● **DATASET RECORDS**:
--
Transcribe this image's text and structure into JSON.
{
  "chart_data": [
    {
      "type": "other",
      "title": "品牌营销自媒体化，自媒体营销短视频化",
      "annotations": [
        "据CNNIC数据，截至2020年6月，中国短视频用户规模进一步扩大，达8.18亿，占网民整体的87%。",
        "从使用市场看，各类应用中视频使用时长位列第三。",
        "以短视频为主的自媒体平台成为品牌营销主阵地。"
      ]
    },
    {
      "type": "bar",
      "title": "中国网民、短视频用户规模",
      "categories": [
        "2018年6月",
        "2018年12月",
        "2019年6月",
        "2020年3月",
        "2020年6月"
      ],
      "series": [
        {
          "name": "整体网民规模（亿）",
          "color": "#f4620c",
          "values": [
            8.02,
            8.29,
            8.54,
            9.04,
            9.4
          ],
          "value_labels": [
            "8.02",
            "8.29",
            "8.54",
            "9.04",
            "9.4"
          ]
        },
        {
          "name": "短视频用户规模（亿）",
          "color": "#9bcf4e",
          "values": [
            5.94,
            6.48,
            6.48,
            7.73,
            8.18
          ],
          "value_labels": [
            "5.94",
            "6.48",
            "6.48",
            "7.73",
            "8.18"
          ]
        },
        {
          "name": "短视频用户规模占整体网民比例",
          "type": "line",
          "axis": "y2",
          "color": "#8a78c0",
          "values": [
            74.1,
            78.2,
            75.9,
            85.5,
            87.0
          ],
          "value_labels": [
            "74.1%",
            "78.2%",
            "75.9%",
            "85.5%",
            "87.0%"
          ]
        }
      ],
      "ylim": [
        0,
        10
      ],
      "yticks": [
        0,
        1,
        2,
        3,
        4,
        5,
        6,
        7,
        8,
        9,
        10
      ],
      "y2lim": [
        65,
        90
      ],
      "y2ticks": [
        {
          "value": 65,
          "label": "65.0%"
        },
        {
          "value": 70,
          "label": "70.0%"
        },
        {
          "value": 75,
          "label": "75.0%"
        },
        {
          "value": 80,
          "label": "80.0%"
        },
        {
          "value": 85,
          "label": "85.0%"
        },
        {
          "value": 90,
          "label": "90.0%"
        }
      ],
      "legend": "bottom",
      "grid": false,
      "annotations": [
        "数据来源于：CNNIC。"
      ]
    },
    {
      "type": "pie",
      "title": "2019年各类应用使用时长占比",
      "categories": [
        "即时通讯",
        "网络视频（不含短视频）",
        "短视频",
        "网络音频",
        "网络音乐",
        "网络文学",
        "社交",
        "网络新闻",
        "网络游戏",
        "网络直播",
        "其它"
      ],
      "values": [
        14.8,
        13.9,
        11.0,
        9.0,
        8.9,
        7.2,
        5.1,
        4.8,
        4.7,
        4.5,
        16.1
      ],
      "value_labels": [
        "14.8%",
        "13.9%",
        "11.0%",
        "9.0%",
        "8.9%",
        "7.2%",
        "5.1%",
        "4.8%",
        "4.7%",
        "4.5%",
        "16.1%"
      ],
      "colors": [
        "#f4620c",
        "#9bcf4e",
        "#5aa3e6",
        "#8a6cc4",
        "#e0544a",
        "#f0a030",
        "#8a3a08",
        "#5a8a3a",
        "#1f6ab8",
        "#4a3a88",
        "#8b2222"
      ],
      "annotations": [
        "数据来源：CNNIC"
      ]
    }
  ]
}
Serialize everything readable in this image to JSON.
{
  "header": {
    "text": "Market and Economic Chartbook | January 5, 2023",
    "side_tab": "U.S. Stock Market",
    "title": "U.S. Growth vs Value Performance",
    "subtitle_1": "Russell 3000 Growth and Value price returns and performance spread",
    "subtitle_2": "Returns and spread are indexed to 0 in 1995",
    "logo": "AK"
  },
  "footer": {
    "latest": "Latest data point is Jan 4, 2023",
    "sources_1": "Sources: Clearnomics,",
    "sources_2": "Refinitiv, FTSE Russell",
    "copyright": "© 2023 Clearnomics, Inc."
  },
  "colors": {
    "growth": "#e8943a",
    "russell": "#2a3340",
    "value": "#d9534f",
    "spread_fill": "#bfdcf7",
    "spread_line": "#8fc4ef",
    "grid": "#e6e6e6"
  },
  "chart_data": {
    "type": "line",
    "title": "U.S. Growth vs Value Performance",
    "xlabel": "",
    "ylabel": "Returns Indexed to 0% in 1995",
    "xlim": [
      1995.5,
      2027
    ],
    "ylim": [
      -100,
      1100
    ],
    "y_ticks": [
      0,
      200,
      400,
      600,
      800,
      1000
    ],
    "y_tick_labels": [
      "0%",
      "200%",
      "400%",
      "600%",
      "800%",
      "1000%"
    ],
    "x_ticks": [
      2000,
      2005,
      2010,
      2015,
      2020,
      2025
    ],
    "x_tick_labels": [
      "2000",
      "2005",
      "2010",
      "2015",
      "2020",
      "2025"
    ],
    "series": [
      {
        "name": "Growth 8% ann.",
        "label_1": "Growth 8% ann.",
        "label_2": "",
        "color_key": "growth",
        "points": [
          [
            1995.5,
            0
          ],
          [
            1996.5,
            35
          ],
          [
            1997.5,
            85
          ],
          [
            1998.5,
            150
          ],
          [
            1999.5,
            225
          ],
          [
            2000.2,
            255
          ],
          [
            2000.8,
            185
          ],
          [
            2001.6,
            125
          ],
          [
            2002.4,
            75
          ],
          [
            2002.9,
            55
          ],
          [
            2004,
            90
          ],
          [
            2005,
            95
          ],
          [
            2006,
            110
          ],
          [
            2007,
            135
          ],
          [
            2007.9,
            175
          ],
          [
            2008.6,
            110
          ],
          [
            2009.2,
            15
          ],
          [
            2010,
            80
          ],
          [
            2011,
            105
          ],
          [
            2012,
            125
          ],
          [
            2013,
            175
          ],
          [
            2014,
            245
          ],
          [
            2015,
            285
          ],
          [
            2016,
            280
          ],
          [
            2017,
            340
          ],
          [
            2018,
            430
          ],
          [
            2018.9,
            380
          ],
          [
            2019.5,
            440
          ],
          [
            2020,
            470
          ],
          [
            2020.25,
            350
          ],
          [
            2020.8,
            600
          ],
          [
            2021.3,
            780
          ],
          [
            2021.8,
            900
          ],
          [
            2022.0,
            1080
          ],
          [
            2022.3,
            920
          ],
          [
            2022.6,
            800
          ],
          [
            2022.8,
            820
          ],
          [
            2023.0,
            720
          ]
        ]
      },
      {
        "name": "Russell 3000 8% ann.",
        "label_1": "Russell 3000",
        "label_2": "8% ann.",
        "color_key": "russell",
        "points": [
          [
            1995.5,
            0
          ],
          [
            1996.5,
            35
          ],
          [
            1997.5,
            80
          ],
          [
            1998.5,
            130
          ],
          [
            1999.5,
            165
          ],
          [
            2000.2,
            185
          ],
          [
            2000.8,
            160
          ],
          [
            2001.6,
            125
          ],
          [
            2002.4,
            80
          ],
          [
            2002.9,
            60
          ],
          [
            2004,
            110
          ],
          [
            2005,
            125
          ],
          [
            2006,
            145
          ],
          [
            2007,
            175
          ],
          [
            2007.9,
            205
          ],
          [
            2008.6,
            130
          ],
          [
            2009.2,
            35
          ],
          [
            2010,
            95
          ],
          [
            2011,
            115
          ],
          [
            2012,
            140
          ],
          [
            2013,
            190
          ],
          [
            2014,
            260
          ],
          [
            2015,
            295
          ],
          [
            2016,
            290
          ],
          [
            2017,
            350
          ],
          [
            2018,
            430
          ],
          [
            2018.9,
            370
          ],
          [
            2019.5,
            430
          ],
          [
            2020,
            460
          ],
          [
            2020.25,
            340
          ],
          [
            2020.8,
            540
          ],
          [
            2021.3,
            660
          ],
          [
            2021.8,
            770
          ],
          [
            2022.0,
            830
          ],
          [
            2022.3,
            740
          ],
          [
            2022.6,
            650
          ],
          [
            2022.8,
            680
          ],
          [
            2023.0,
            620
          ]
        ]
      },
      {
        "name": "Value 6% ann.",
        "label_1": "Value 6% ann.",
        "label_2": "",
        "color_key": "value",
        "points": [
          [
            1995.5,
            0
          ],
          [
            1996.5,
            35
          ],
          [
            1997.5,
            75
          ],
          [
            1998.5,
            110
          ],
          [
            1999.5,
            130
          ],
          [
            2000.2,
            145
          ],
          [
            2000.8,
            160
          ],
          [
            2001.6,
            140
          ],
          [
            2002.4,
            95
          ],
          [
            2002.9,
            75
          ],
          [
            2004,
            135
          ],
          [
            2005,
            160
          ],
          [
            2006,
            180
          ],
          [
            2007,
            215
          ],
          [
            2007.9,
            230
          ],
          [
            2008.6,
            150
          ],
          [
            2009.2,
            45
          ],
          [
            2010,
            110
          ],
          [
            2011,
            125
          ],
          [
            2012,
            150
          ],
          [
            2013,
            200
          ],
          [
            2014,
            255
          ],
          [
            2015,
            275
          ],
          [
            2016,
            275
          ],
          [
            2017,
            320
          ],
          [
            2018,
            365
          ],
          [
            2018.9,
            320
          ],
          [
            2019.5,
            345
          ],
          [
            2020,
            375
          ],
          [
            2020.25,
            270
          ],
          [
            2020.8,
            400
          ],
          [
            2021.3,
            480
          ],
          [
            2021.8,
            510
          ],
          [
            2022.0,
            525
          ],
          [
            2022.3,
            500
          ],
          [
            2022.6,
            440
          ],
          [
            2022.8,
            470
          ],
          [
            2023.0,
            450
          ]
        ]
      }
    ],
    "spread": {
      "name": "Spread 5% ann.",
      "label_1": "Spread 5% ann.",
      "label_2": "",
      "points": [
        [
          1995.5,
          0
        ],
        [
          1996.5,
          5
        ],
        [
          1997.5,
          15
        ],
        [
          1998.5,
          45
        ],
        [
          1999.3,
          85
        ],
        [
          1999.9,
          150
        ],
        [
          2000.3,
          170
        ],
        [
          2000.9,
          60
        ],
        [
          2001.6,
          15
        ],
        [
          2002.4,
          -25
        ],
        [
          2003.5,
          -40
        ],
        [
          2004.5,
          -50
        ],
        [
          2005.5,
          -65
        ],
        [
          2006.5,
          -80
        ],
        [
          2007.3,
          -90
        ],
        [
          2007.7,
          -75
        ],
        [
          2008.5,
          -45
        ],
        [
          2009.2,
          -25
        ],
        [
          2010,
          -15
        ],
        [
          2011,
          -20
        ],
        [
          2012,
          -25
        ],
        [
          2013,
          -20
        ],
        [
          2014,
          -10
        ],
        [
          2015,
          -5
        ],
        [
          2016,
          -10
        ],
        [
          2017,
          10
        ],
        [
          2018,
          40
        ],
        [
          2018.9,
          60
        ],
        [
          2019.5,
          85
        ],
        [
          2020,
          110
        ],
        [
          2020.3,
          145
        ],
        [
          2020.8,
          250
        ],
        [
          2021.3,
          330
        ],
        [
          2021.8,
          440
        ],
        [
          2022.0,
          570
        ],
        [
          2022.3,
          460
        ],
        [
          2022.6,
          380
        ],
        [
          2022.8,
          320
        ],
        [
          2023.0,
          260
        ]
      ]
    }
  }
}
--
● **PROBLEM DESCRIPTION**: Copy out each line of the records that holds the string "text".

● **COMPLETE RESPONSE**:
Transcribe this image's text and structure into JSON.
    "text": "Market and Economic Chartbook | January 5, 2023",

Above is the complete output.